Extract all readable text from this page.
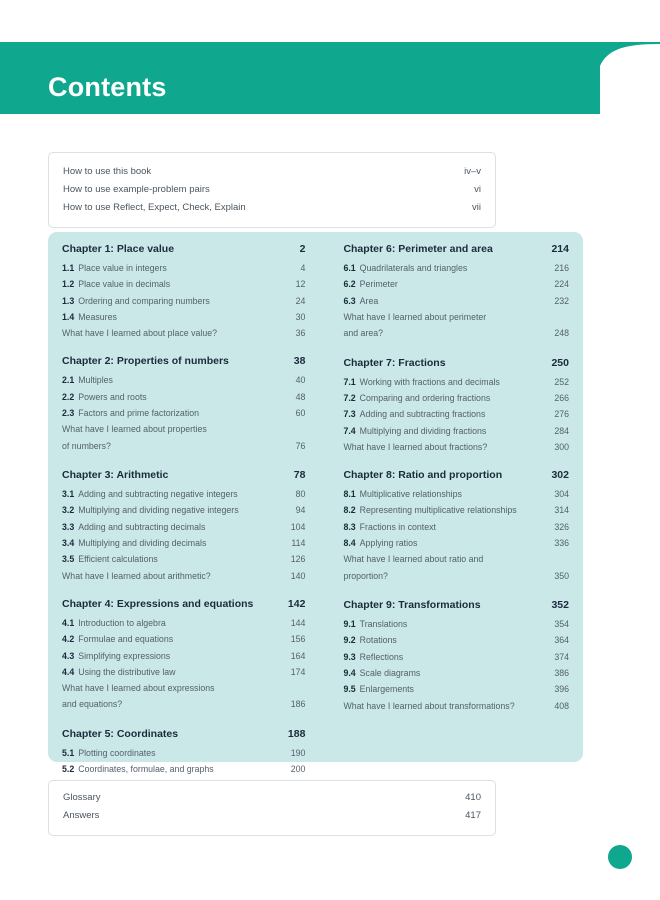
Contents
How to use this book	iv–v
How to use example-problem pairs	vi
How to use Reflect, Expect, Check, Explain	vii
Chapter 1: Place value	2
1.1 Place value in integers	4
1.2 Place value in decimals	12
1.3 Ordering and comparing numbers	24
1.4 Measures	30
What have I learned about place value?	36
Chapter 2: Properties of numbers	38
2.1 Multiples	40
2.2 Powers and roots	48
2.3 Factors and prime factorization	60
What have I learned about properties
of numbers?	76
Chapter 3: Arithmetic	78
3.1 Adding and subtracting negative integers	80
3.2 Multiplying and dividing negative integers	94
3.3 Adding and subtracting decimals	104
3.4 Multiplying and dividing decimals	114
3.5 Efficient calculations	126
What have I learned about arithmetic?	140
Chapter 4: Expressions and equations	142
4.1 Introduction to algebra	144
4.2 Formulae and equations	156
4.3 Simplifying expressions	164
4.4 Using the distributive law	174
What have I learned about expressions
and equations?	186
Chapter 5: Coordinates	188
5.1 Plotting coordinates	190
5.2 Coordinates, formulae, and graphs	200
Chapter 6: Perimeter and area	214
6.1 Quadrilaterals and triangles	216
6.2 Perimeter	224
6.3 Area	232
What have I learned about perimeter
and area?	248
Chapter 7: Fractions	250
7.1 Working with fractions and decimals	252
7.2 Comparing and ordering fractions	266
7.3 Adding and subtracting fractions	276
7.4 Multiplying and dividing fractions	284
What have I learned about fractions?	300
Chapter 8: Ratio and proportion	302
8.1 Multiplicative relationships	304
8.2 Representing multiplicative relationships	314
8.3 Fractions in context	326
8.4 Applying ratios	336
What have I learned about ratio and
proportion?	350
Chapter 9: Transformations	352
9.1 Translations	354
9.2 Rotations	364
9.3 Reflections	374
9.4 Scale diagrams	386
9.5 Enlargements	396
What have I learned about transformations?	408
Glossary	410
Answers	417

### The exercise
In the records above, find each line that holds the word "this"; copy all such lines.

### The output
Extract all readable text from this page.
How to use this book	iv–v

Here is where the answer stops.